== FRAGMENTO SELECCIONADO

En estos últimos 2.600 años ha habido otros dólares y otros euros. El denario romano, el dírham de Al Andalus, el ducado veneciano o el real de a ocho hispano circularon fuera de sus fronteras naturales como una muestra del poderío de los imperios a los que representaban. Para saber quién mandaba, convenía echar un vistazo a las carteras de la época. Una moneda era algo más que dinero. Era también una eficaz arma de propaganda política y un indicador cultural, capaz de anticipar que el Renacimiento estaba a la vuelta de la esquina.
“No hay nada anecdótico en una moneda”, precisa Paula Grañera, técnica del departamento de Numismática del Arqueológico, que conserva, estudia y custodia una excepcional colección formada por 300.000 piezas, una de las más importantes junto a la del British Museum. Un tesoro apenas conocido, que hunde sus raíces en el siglo XVIII, cuando el primer Borbón que reinó en España, Felipe V, ordenó crear una Biblioteca Real abierta a un público restringido –ni mujeres ni menesterosos– que incluía un gabinete de curiosidades al que iban a parar las monedas, medallas, esculturas y piezas arqueológicas. “Las monedas hablan y ponen rostro a los personajes a los que se refieren las fuentes escritas, por eso las bibliotecas las incorporan a sus colecciones”, señala Carmen Marcos, subdirectora del museo, que supervisó el traslado a España de las 600.000 monedas que la empresa Odyssey había expoliado de la fragata Mercedes.

====
== DATOS REGISTRADOS

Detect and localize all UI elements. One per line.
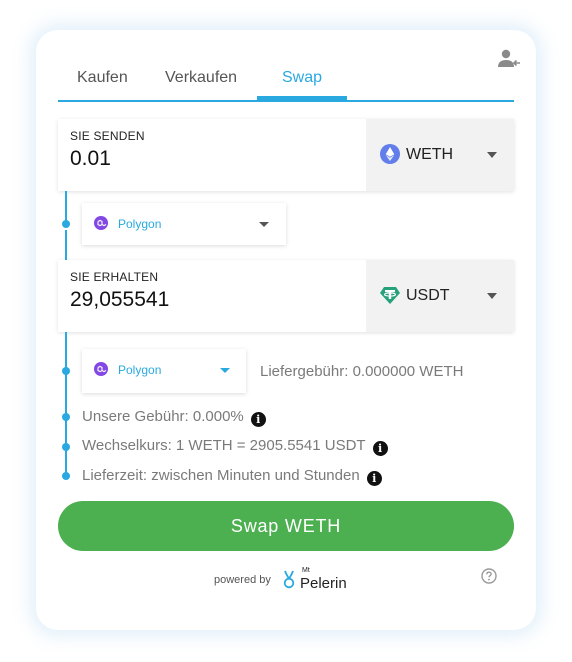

====

» **EJERCICIO 1**: Transcribe del fragmento sobre las monedas el tramo que va desde "En estos últimos" hasta "de la esquina.", incluido este último.
» **EJERCICIO 2**:
Responde con datos del fragmento sobre las monedas:
(a) ¿Cuántas piezas forman la colección que custodia el departamento de Numismática del Arqueológico?
(b) ¿Qué rey ordenó crear la Biblioteca Real?
(c) ¿Cuántas monedas había expoliado la empresa Odyssey de la fragata Mercedes?

» **SOLUCIÓN 1**:
En estos últimos 2.600 años ha habido otros dólares y otros euros. El denario romano, el dírham de Al Andalus, el ducado veneciano o el real de a ocho hispano circularon fuera de sus fronteras naturales como una muestra del poderío de los imperios a los que representaban. Para saber quién mandaba, convenía echar un vistazo a las carteras de la época. Una moneda era algo más que dinero. Era también una eficaz arma de propaganda política y un indicador cultural, capaz de anticipar que el Renacimiento estaba a la vuelta de la esquina.

» **SOLUCIÓN 2**:
(a) 300.000 piezas.
(b) Felipe V.
(c) 600.000 monedas.